(Data entries)

-*-*-

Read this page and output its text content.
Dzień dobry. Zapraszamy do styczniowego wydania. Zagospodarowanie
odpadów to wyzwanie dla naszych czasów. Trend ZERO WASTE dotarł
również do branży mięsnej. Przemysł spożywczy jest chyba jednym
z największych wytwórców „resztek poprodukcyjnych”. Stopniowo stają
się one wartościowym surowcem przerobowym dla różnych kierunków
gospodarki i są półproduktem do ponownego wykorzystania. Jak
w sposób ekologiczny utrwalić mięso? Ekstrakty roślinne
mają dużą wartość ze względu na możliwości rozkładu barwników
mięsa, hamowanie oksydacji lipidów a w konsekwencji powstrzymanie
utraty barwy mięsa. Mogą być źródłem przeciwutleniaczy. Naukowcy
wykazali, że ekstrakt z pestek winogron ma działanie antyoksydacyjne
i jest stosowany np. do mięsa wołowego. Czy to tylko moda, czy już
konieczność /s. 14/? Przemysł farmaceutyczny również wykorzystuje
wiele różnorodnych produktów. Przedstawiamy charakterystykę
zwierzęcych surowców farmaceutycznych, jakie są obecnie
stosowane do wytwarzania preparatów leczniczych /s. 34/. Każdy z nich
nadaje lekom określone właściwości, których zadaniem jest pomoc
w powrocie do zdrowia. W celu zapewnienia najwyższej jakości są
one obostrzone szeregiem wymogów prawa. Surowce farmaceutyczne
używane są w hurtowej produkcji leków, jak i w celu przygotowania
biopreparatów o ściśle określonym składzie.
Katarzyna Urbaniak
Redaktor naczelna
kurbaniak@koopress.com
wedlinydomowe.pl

-*-*-

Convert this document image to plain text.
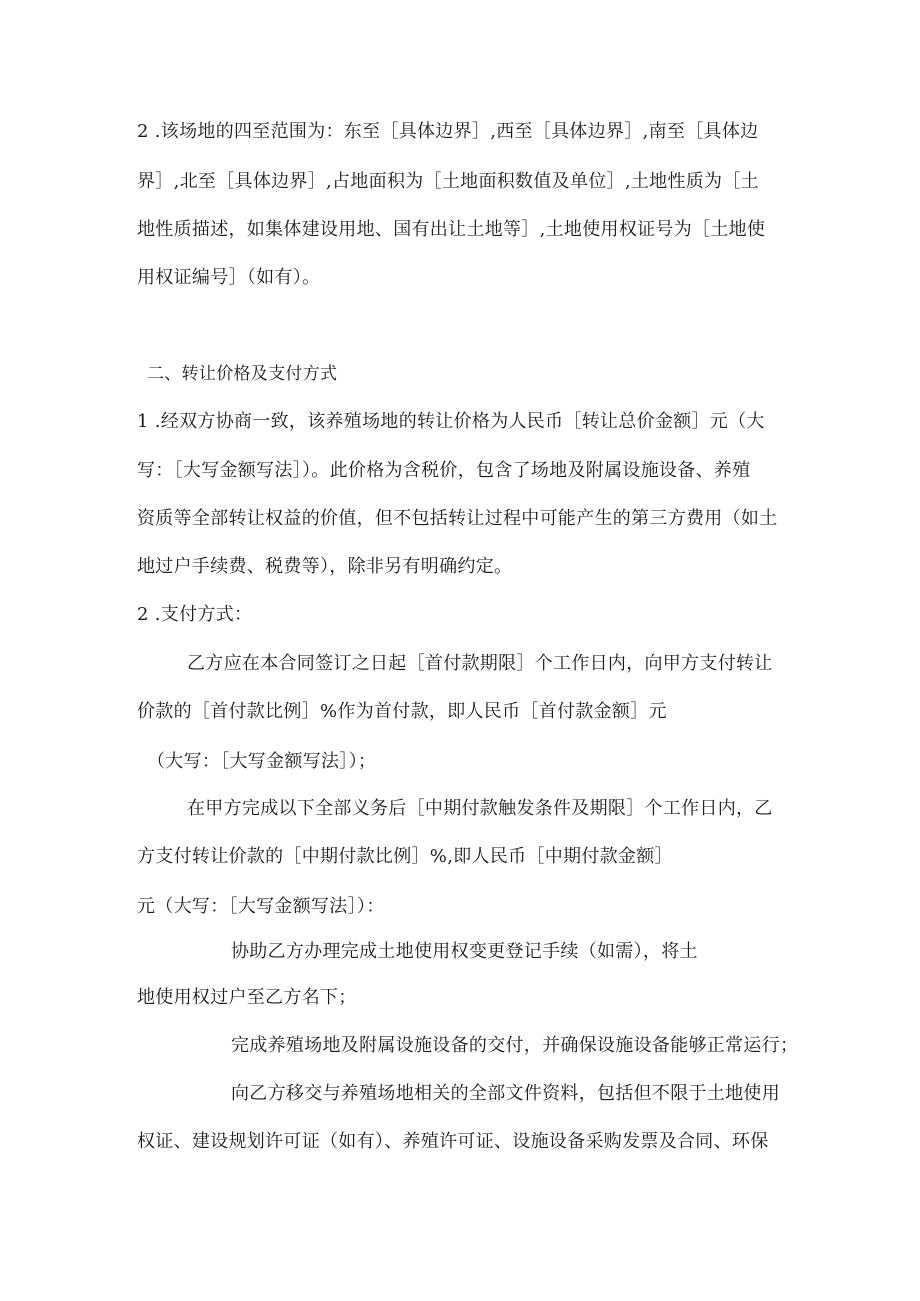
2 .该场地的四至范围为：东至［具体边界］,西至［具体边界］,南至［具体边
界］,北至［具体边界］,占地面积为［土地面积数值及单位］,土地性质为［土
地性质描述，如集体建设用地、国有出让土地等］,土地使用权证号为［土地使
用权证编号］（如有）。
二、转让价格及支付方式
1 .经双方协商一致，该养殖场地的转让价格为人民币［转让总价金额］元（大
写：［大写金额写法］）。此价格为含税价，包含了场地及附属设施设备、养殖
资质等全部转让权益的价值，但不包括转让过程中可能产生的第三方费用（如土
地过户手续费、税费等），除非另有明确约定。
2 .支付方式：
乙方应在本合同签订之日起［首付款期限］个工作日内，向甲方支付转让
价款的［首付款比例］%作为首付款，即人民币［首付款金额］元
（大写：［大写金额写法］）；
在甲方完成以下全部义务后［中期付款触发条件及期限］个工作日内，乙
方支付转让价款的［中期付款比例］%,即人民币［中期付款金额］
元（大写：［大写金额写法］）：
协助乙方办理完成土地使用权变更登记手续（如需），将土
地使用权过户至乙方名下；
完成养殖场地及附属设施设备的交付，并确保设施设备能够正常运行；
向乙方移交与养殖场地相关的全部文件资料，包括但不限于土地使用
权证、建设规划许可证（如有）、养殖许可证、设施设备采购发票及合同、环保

-*-*-

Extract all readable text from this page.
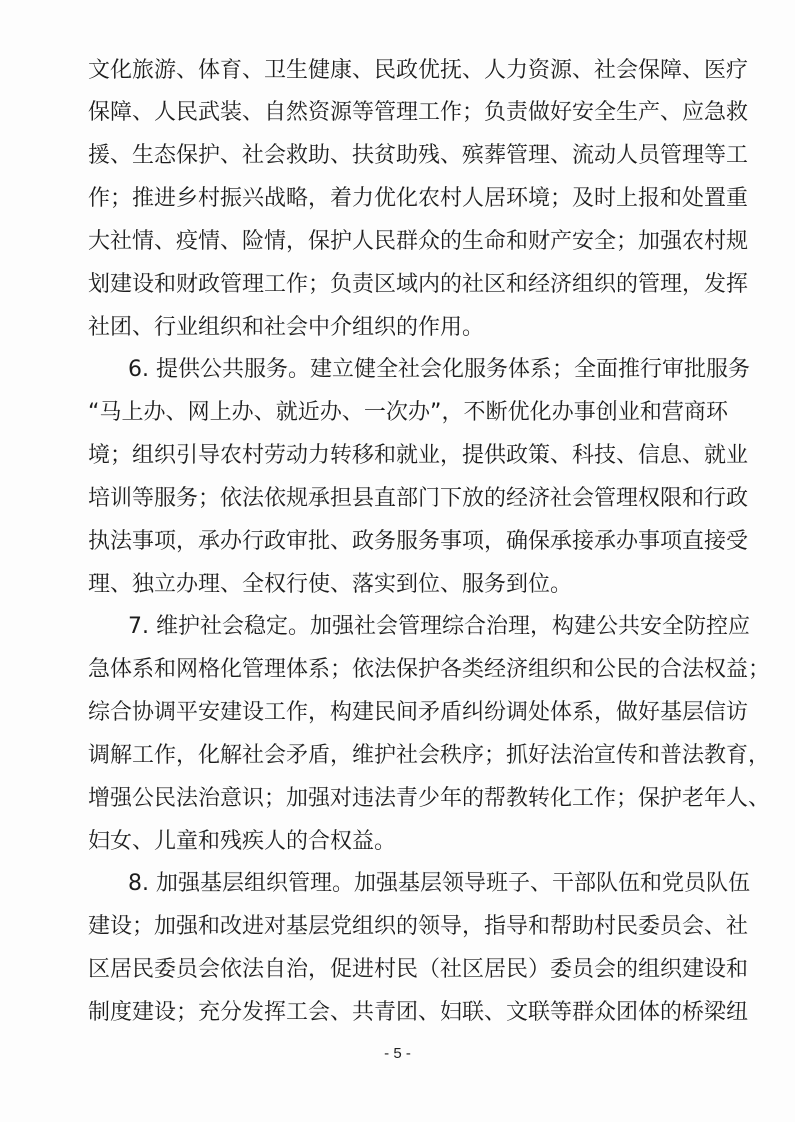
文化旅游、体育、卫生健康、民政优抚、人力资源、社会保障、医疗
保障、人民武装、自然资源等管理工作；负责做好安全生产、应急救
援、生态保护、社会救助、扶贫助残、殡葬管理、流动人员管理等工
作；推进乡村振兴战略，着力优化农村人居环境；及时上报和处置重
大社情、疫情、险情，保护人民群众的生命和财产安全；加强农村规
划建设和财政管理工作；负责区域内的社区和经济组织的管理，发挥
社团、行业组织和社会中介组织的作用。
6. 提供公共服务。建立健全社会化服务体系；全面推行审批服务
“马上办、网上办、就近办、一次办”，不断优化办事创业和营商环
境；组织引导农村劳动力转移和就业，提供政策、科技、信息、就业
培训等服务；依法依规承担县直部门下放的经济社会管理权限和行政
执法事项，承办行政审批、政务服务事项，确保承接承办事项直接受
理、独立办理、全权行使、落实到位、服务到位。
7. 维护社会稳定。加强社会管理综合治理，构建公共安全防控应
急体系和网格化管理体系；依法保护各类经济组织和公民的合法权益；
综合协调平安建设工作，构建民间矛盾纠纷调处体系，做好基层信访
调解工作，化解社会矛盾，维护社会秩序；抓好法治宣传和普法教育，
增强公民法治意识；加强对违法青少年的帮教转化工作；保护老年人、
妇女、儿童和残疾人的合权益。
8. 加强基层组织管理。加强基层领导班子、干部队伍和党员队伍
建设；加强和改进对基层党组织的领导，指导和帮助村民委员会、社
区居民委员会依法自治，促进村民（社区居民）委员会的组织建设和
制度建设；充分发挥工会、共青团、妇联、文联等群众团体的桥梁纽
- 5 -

-*-*-

→ Work to do
Report the number of lines in the entries above that include the word "this" and add nothing to it.

→ Finished answer
3